→ **SHORT TASK**
Copy each line in which the string "should" occurs.

→ **RECORDS SHOWN**
▼▼▼

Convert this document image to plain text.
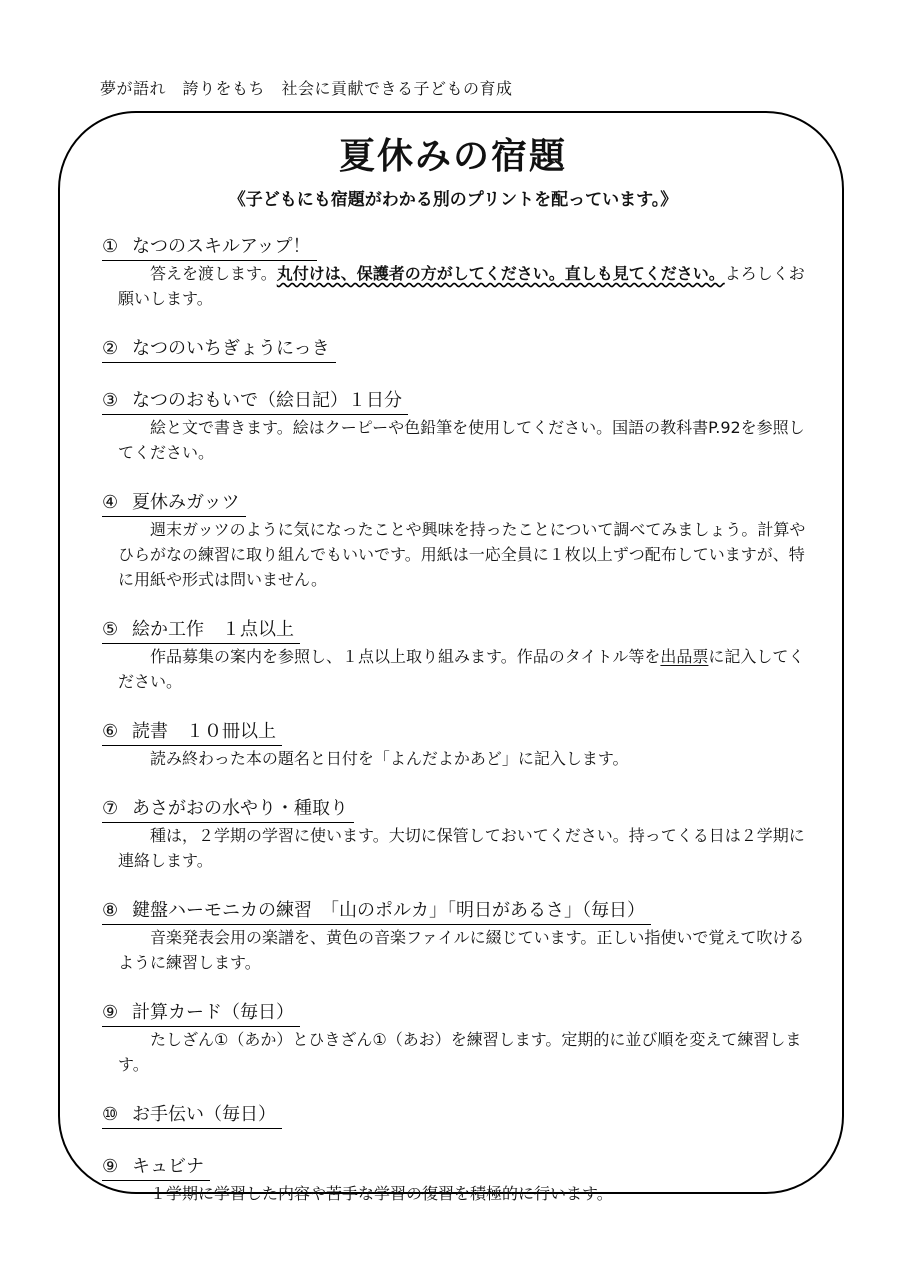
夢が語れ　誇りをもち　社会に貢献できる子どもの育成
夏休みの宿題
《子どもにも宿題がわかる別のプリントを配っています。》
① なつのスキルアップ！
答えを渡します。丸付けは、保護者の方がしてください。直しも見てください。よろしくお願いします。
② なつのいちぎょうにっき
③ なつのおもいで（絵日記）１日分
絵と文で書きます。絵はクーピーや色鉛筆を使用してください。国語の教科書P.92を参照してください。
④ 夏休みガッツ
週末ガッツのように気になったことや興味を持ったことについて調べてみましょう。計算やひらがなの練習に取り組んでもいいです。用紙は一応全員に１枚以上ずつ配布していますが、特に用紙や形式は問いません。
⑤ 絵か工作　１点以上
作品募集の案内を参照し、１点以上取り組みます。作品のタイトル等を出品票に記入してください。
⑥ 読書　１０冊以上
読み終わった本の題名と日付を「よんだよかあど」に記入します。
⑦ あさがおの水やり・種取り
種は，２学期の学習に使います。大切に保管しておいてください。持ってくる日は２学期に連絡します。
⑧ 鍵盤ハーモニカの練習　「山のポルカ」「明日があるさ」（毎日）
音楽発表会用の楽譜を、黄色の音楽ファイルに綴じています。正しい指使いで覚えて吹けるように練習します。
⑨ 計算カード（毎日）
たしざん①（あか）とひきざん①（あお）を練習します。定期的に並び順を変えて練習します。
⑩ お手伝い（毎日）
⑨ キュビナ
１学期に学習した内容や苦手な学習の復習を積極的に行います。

▲▲▲
▼▼▼

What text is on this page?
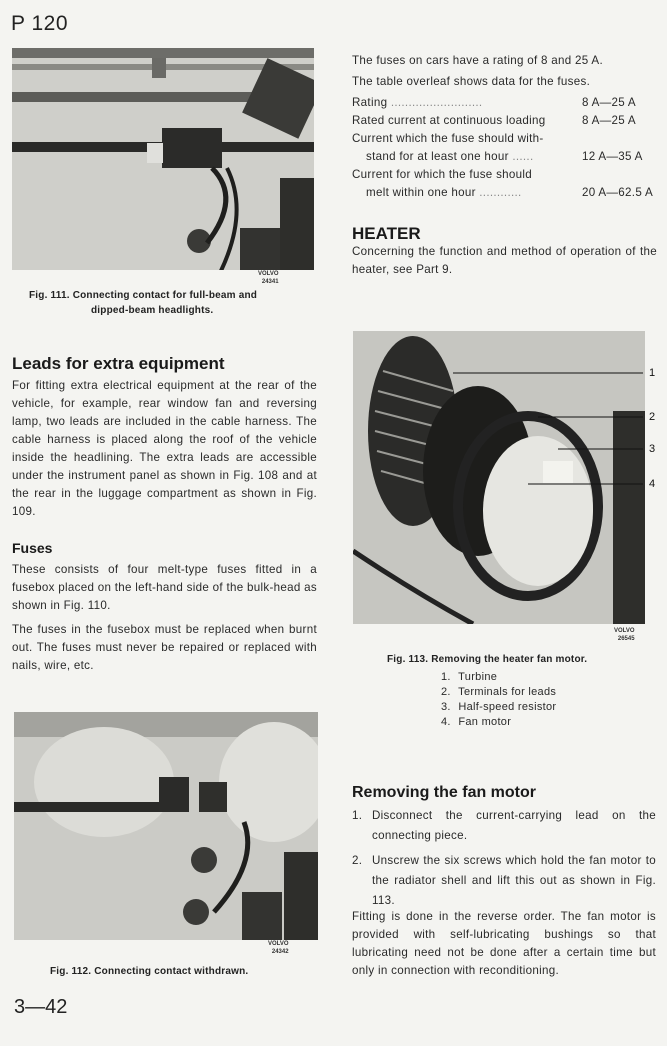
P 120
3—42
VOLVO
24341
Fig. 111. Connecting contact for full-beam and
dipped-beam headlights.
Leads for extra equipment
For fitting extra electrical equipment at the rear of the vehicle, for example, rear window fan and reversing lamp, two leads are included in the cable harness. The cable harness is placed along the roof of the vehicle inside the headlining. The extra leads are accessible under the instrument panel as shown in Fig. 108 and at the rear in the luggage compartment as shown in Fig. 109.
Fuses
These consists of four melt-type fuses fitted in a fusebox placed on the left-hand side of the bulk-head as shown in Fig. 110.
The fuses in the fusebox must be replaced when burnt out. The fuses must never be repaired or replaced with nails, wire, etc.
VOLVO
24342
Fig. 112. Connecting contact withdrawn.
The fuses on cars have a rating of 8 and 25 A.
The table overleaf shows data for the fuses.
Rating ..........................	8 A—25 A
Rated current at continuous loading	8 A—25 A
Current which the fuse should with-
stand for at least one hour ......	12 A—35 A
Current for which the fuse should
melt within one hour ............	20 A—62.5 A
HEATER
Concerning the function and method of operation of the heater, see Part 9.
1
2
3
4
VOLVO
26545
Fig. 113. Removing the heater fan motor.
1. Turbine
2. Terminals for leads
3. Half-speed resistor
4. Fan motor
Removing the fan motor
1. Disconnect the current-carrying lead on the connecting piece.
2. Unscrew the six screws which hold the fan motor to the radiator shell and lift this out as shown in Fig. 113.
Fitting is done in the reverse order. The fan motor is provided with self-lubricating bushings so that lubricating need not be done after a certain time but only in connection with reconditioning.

▲▲▲

→ **TASK ANSWER**
Current which the fuse should with-
Current for which the fuse should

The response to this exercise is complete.